**Written exercise:** Copy out each line of the material in which the word "instructions" appears.
%%
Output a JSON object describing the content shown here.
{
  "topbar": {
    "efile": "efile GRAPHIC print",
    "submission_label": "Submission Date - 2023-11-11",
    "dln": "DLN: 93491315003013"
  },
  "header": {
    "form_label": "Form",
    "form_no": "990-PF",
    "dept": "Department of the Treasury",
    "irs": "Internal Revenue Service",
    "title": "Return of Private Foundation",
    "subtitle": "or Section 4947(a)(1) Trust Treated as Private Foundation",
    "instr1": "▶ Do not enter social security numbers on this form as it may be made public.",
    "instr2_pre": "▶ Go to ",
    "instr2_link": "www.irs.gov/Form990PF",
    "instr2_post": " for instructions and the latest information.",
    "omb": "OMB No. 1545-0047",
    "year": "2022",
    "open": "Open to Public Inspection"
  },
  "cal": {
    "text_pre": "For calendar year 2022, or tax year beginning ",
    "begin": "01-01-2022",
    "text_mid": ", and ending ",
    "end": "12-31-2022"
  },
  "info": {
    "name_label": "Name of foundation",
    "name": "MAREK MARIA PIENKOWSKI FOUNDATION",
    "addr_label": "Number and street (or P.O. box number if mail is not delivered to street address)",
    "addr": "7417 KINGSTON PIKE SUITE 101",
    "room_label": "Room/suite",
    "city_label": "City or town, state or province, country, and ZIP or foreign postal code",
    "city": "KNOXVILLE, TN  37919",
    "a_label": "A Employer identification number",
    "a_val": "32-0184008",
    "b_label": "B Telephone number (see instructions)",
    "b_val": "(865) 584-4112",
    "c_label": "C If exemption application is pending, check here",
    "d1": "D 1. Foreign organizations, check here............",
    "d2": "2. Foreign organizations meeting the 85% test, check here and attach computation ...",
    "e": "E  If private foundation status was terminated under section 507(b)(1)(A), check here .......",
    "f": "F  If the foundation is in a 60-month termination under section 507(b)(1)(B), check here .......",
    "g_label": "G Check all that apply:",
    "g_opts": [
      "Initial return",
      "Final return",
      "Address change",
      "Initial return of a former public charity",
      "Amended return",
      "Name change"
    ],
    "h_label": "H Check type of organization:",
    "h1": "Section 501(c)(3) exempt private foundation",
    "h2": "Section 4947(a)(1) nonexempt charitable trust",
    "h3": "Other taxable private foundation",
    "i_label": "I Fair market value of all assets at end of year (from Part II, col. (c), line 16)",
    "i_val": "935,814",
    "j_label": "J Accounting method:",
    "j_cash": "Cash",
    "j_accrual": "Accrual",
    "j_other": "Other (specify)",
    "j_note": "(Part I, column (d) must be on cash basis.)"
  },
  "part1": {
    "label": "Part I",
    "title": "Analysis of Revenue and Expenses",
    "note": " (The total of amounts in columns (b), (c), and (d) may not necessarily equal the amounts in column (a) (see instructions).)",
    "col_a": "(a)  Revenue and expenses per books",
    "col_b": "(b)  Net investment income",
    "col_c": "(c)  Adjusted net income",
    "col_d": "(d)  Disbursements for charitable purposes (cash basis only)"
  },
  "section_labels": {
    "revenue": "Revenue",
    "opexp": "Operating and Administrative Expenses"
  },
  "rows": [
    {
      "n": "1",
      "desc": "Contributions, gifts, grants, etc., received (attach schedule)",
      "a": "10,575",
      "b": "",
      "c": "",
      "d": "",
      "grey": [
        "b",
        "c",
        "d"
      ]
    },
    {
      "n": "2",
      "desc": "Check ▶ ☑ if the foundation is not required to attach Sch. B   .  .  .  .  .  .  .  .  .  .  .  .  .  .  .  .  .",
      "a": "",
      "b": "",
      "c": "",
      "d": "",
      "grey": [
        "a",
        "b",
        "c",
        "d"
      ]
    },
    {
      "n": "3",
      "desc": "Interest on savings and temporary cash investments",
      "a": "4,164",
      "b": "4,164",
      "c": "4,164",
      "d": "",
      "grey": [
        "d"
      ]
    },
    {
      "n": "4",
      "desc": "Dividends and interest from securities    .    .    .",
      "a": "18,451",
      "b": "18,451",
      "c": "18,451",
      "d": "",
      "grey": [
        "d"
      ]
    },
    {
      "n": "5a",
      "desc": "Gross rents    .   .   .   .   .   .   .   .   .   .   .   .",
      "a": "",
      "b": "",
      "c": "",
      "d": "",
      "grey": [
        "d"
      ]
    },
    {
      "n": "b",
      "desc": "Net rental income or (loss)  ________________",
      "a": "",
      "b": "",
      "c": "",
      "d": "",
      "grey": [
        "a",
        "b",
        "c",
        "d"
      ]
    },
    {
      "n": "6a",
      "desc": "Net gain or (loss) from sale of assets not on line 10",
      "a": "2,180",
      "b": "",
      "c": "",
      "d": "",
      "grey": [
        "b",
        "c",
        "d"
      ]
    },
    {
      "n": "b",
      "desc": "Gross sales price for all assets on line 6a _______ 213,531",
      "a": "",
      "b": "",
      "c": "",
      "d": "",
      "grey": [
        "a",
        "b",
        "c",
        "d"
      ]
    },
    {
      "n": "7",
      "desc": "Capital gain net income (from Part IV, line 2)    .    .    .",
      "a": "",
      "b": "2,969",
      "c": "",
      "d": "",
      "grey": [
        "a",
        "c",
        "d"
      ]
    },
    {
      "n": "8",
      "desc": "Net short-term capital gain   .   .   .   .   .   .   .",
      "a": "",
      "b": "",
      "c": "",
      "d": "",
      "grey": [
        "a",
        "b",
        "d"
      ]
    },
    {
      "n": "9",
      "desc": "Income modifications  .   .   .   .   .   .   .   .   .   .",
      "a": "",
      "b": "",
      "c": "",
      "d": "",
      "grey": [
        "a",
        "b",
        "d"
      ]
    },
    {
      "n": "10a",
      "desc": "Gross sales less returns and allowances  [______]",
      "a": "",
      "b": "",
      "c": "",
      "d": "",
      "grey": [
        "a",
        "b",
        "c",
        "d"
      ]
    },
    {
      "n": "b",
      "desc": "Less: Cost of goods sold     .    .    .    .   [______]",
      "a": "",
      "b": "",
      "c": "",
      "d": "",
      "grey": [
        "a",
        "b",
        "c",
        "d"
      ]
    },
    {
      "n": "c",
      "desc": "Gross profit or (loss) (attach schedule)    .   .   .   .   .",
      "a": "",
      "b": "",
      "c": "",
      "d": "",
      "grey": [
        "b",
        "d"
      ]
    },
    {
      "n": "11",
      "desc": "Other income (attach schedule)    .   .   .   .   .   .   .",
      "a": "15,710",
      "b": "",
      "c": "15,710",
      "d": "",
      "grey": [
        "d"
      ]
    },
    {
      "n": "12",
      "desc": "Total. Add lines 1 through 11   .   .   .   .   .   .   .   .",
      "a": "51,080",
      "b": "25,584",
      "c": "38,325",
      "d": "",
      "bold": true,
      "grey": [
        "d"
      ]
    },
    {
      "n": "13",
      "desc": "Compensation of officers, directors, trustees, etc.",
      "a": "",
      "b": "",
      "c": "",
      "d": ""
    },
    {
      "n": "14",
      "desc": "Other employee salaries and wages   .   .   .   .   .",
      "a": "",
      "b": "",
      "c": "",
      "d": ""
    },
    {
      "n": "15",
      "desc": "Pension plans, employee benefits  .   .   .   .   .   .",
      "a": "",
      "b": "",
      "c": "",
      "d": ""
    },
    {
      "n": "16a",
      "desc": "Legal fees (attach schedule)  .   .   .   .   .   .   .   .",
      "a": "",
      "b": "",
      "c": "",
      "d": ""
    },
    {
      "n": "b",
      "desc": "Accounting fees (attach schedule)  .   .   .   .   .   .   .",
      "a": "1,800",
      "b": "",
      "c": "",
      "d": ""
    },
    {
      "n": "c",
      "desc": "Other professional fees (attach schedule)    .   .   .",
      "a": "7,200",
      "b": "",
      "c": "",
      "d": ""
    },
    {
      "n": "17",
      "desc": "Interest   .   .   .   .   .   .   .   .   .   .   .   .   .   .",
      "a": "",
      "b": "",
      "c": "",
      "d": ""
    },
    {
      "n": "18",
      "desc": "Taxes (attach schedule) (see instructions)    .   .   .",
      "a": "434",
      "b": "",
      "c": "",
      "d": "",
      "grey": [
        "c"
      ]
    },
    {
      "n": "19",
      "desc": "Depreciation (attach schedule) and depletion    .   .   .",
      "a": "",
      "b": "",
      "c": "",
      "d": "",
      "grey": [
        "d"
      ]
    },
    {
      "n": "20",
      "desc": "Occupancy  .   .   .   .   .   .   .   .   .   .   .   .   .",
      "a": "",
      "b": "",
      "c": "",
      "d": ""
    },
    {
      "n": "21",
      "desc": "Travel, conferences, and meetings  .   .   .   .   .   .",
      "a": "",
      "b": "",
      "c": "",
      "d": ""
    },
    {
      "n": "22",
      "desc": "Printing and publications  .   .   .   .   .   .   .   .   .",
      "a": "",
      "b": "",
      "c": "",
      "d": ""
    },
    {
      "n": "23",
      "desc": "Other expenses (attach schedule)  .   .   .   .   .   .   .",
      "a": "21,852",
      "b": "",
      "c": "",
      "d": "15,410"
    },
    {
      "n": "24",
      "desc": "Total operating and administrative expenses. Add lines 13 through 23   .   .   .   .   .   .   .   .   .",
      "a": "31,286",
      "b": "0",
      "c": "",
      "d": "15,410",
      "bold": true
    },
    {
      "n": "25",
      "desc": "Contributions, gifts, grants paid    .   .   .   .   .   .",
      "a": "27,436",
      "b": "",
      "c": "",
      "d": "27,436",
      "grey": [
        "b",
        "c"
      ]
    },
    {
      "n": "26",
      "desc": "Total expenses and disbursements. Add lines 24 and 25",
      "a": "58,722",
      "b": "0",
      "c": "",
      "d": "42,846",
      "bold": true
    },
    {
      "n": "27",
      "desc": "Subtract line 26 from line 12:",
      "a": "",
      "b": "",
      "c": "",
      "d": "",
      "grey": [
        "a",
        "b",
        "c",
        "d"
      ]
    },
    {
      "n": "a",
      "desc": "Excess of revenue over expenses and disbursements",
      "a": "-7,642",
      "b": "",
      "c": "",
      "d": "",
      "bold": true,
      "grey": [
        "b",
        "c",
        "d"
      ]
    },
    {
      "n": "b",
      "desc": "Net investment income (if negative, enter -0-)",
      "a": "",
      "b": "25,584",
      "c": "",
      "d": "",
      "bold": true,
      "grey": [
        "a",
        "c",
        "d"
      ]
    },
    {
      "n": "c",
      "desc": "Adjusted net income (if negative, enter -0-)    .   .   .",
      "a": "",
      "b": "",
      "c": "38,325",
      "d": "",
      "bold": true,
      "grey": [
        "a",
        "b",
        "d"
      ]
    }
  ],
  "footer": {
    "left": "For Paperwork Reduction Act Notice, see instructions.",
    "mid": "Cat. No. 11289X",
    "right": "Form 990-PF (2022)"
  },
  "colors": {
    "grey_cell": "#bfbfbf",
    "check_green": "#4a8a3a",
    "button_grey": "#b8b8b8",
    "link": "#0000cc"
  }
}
%%
**Exercise output:**
    "instr2_post": " for instructions and the latest information.",
    "b_label": "B Telephone number (see instructions)",
    "note": " (The total of amounts in columns (b), (c), and (d) may not necessarily equal the amounts in column (a) (see instructions).)",
      "desc": "Taxes (attach schedule) (see instructions)    .   .   .",
    "left": "For Paperwork Reduction Act Notice, see instructions.",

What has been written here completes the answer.